== GIVEN DATA ==
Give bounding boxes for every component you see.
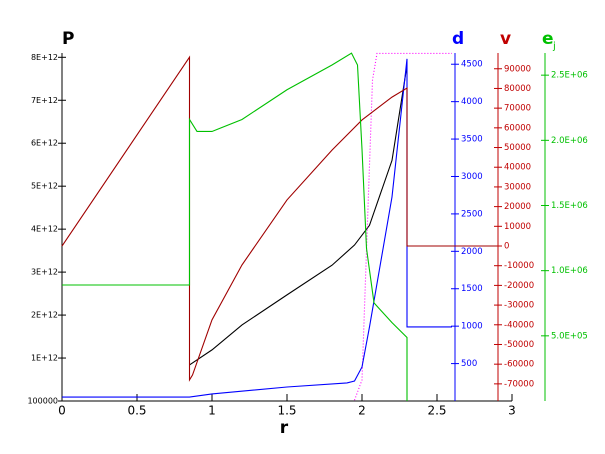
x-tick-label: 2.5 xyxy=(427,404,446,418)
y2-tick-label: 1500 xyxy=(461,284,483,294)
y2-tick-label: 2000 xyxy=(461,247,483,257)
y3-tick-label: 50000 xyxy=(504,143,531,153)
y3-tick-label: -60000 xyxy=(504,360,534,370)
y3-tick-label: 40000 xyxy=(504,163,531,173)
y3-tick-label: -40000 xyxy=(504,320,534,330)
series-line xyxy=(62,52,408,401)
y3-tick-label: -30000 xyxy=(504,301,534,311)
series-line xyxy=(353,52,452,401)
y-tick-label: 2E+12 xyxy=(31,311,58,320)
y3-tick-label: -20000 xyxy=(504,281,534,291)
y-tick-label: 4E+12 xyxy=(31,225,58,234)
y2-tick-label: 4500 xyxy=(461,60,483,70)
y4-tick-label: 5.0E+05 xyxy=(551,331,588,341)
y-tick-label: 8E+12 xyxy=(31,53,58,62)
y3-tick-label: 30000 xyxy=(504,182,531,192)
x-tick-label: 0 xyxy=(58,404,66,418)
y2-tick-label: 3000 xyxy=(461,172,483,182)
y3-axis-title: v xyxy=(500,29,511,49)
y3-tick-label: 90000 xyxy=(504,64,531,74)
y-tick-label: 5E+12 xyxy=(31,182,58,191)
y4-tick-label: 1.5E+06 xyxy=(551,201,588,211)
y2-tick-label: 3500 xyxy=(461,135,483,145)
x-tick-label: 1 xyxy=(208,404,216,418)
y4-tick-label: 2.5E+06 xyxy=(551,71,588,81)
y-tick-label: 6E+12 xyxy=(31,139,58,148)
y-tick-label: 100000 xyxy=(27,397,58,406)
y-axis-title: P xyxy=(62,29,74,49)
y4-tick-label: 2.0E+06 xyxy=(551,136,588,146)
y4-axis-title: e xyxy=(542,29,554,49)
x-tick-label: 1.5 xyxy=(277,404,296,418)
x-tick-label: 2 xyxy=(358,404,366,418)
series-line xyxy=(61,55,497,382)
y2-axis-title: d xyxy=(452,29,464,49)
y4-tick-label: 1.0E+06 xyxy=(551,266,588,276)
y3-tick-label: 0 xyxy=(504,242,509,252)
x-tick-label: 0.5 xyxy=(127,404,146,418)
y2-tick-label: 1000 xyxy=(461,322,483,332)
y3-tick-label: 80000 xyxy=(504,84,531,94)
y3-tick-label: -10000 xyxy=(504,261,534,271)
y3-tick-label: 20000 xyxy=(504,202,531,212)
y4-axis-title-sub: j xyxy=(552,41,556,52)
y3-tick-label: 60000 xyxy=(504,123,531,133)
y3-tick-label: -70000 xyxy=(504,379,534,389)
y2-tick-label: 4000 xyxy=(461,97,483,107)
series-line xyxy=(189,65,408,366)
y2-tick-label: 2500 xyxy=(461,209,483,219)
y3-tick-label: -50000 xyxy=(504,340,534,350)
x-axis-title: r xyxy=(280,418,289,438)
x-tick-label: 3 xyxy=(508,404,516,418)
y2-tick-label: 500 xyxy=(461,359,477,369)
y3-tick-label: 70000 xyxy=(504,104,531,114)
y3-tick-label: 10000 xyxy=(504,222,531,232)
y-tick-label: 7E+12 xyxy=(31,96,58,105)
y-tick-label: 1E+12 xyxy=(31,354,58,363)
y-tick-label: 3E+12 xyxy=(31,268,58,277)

== YOUR INSTRUCTIONS ==
Reproduce the part of the material that begins with the line containing "x-tick-label: 2.5 xyxy=(427,404,446,418)" and ends with the line containing "y2-tick-label: 3500 xyxy=(461,135,483,145)", with every "series-line" changed to "plot-line" and nothing else altered.

== FULL SOLUTION ==
x-tick-label: 2.5 xyxy=(427,404,446,418)
y2-tick-label: 1500 xyxy=(461,284,483,294)
y2-tick-label: 2000 xyxy=(461,247,483,257)
y3-tick-label: 50000 xyxy=(504,143,531,153)
y3-tick-label: -60000 xyxy=(504,360,534,370)
y3-tick-label: 40000 xyxy=(504,163,531,173)
y3-tick-label: -40000 xyxy=(504,320,534,330)
plot-line xyxy=(62,52,408,401)
y3-tick-label: -30000 xyxy=(504,301,534,311)
plot-line xyxy=(353,52,452,401)
y-tick-label: 2E+12 xyxy=(31,311,58,320)
y3-tick-label: -20000 xyxy=(504,281,534,291)
y-tick-label: 4E+12 xyxy=(31,225,58,234)
y2-tick-label: 4500 xyxy=(461,60,483,70)
y4-tick-label: 5.0E+05 xyxy=(551,331,588,341)
y-tick-label: 8E+12 xyxy=(31,53,58,62)
y3-tick-label: 30000 xyxy=(504,182,531,192)
x-tick-label: 0 xyxy=(58,404,66,418)
y2-tick-label: 3000 xyxy=(461,172,483,182)
y3-axis-title: v xyxy=(500,29,511,49)
y3-tick-label: 90000 xyxy=(504,64,531,74)
y-tick-label: 5E+12 xyxy=(31,182,58,191)
y4-tick-label: 1.5E+06 xyxy=(551,201,588,211)
y2-tick-label: 3500 xyxy=(461,135,483,145)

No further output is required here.